▶ [WRITTEN EXERCISE]
Reproduce all of the data exactly.

(Extracted data entries)
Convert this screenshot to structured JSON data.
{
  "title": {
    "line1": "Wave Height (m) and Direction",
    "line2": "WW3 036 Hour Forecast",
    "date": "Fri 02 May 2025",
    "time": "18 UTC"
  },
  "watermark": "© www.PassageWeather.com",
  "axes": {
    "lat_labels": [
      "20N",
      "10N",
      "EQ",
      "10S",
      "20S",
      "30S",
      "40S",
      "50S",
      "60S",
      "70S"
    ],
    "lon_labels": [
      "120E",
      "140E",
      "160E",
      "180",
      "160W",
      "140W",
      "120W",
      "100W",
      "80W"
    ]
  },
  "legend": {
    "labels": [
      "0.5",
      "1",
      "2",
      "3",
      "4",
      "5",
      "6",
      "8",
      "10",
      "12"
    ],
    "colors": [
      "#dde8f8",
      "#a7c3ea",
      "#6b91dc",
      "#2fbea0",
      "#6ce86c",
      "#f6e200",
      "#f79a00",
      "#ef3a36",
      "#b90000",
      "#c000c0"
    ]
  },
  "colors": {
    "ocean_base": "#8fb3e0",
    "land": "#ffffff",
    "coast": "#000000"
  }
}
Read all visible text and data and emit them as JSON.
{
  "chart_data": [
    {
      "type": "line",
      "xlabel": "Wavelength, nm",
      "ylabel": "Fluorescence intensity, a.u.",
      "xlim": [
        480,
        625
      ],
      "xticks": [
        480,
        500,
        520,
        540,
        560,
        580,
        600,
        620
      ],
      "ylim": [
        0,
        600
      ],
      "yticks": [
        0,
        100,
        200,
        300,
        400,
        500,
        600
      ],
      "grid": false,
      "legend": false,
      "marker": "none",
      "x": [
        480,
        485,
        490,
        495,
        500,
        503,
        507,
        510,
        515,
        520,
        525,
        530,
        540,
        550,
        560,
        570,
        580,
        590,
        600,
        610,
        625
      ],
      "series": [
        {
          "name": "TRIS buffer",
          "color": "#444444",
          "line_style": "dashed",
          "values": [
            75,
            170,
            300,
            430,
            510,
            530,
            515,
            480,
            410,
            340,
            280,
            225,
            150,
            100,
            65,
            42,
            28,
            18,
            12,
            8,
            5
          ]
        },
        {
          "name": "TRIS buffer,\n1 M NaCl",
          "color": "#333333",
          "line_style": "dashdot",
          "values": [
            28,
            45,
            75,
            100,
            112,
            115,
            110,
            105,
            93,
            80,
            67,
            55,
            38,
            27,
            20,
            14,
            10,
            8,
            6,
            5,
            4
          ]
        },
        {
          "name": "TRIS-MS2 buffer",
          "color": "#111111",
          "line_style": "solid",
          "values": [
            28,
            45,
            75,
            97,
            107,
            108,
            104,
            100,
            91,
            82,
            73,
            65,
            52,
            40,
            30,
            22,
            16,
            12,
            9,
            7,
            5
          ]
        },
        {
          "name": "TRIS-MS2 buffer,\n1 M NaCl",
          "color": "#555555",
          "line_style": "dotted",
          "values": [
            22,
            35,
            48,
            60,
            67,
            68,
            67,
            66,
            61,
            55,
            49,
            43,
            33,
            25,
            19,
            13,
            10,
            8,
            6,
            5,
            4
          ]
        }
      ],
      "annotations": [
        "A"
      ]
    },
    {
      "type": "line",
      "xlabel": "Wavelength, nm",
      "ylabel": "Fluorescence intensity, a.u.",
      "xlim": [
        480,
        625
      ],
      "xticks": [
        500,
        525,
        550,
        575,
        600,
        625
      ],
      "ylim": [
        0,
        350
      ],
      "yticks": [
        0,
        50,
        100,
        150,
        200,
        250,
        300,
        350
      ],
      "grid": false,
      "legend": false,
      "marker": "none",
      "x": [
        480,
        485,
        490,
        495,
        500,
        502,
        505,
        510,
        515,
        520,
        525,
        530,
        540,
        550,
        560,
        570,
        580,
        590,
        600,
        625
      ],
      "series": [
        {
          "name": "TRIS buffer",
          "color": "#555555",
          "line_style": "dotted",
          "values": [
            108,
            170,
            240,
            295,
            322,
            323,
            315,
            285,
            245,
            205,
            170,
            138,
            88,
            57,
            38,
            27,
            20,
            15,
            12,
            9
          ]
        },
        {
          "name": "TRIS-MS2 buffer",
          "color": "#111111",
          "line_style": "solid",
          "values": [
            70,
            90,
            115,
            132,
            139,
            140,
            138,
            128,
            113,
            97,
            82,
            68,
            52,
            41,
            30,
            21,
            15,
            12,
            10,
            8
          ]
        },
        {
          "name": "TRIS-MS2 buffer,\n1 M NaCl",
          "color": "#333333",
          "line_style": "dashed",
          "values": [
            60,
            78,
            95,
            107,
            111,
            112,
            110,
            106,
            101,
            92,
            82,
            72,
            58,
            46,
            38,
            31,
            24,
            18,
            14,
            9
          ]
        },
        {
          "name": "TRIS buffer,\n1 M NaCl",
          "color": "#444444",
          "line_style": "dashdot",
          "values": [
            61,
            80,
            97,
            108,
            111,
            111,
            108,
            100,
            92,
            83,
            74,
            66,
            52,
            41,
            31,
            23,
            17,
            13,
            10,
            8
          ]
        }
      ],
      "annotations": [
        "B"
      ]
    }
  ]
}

▶ [OUTPUT FOR THIS EXERCISE]
Convert this screenshot to structured JSON data.
{
  "title": {
    "line1": "Wave Height (m) and Direction",
    "line2": "WW3 036 Hour Forecast",
    "date": "Fri 02 May 2025",
    "time": "18 UTC"
  },
  "watermark": "© www.PassageWeather.com",
  "axes": {
    "lat_labels": [
      "20N",
      "10N",
      "EQ",
      "10S",
      "20S",
      "30S",
      "40S",
      "50S",
      "60S",
      "70S"
    ],
    "lon_labels": [
      "120E",
      "140E",
      "160E",
      "180",
      "160W",
      "140W",
      "120W",
      "100W",
      "80W"
    ]
  },
  "legend": {
    "labels": [
      "0.5",
      "1",
      "2",
      "3",
      "4",
      "5",
      "6",
      "8",
      "10",
      "12"
    ],
    "colors": [
      "#dde8f8",
      "#a7c3ea",
      "#6b91dc",
      "#2fbea0",
      "#6ce86c",
      "#f6e200",
      "#f79a00",
      "#ef3a36",
      "#b90000",
      "#c000c0"
    ]
  },
  "colors": {
    "ocean_base": "#8fb3e0",
    "land": "#ffffff",
    "coast": "#000000"
  }
}
Read all visible text and data and emit them as JSON.
{
  "chart_data": [
    {
      "type": "line",
      "xlabel": "Wavelength, nm",
      "ylabel": "Fluorescence intensity, a.u.",
      "xlim": [
        480,
        625
      ],
      "xticks": [
        480,
        500,
        520,
        540,
        560,
        580,
        600,
        620
      ],
      "ylim": [
        0,
        600
      ],
      "yticks": [
        0,
        100,
        200,
        300,
        400,
        500,
        600
      ],
      "grid": false,
      "legend": false,
      "marker": "none",
      "x": [
        480,
        485,
        490,
        495,
        500,
        503,
        507,
        510,
        515,
        520,
        525,
        530,
        540,
        550,
        560,
        570,
        580,
        590,
        600,
        610,
        625
      ],
      "series": [
        {
          "name": "TRIS buffer",
          "color": "#444444",
          "line_style": "dashed",
          "values": [
            75,
            170,
            300,
            430,
            510,
            530,
            515,
            480,
            410,
            340,
            280,
            225,
            150,
            100,
            65,
            42,
            28,
            18,
            12,
            8,
            5
          ]
        },
        {
          "name": "TRIS buffer,\n1 M NaCl",
          "color": "#333333",
          "line_style": "dashdot",
          "values": [
            28,
            45,
            75,
            100,
            112,
            115,
            110,
            105,
            93,
            80,
            67,
            55,
            38,
            27,
            20,
            14,
            10,
            8,
            6,
            5,
            4
          ]
        },
        {
          "name": "TRIS-MS2 buffer",
          "color": "#111111",
          "line_style": "solid",
          "values": [
            28,
            45,
            75,
            97,
            107,
            108,
            104,
            100,
            91,
            82,
            73,
            65,
            52,
            40,
            30,
            22,
            16,
            12,
            9,
            7,
            5
          ]
        },
        {
          "name": "TRIS-MS2 buffer,\n1 M NaCl",
          "color": "#555555",
          "line_style": "dotted",
          "values": [
            22,
            35,
            48,
            60,
            67,
            68,
            67,
            66,
            61,
            55,
            49,
            43,
            33,
            25,
            19,
            13,
            10,
            8,
            6,
            5,
            4
          ]
        }
      ],
      "annotations": [
        "A"
      ]
    },
    {
      "type": "line",
      "xlabel": "Wavelength, nm",
      "ylabel": "Fluorescence intensity, a.u.",
      "xlim": [
        480,
        625
      ],
      "xticks": [
        500,
        525,
        550,
        575,
        600,
        625
      ],
      "ylim": [
        0,
        350
      ],
      "yticks": [
        0,
        50,
        100,
        150,
        200,
        250,
        300,
        350
      ],
      "grid": false,
      "legend": false,
      "marker": "none",
      "x": [
        480,
        485,
        490,
        495,
        500,
        502,
        505,
        510,
        515,
        520,
        525,
        530,
        540,
        550,
        560,
        570,
        580,
        590,
        600,
        625
      ],
      "series": [
        {
          "name": "TRIS buffer",
          "color": "#555555",
          "line_style": "dotted",
          "values": [
            108,
            170,
            240,
            295,
            322,
            323,
            315,
            285,
            245,
            205,
            170,
            138,
            88,
            57,
            38,
            27,
            20,
            15,
            12,
            9
          ]
        },
        {
          "name": "TRIS-MS2 buffer",
          "color": "#111111",
          "line_style": "solid",
          "values": [
            70,
            90,
            115,
            132,
            139,
            140,
            138,
            128,
            113,
            97,
            82,
            68,
            52,
            41,
            30,
            21,
            15,
            12,
            10,
            8
          ]
        },
        {
          "name": "TRIS-MS2 buffer,\n1 M NaCl",
          "color": "#333333",
          "line_style": "dashed",
          "values": [
            60,
            78,
            95,
            107,
            111,
            112,
            110,
            106,
            101,
            92,
            82,
            72,
            58,
            46,
            38,
            31,
            24,
            18,
            14,
            9
          ]
        },
        {
          "name": "TRIS buffer,\n1 M NaCl",
          "color": "#444444",
          "line_style": "dashdot",
          "values": [
            61,
            80,
            97,
            108,
            111,
            111,
            108,
            100,
            92,
            83,
            74,
            66,
            52,
            41,
            31,
            23,
            17,
            13,
            10,
            8
          ]
        }
      ],
      "annotations": [
        "B"
      ]
    }
  ]
}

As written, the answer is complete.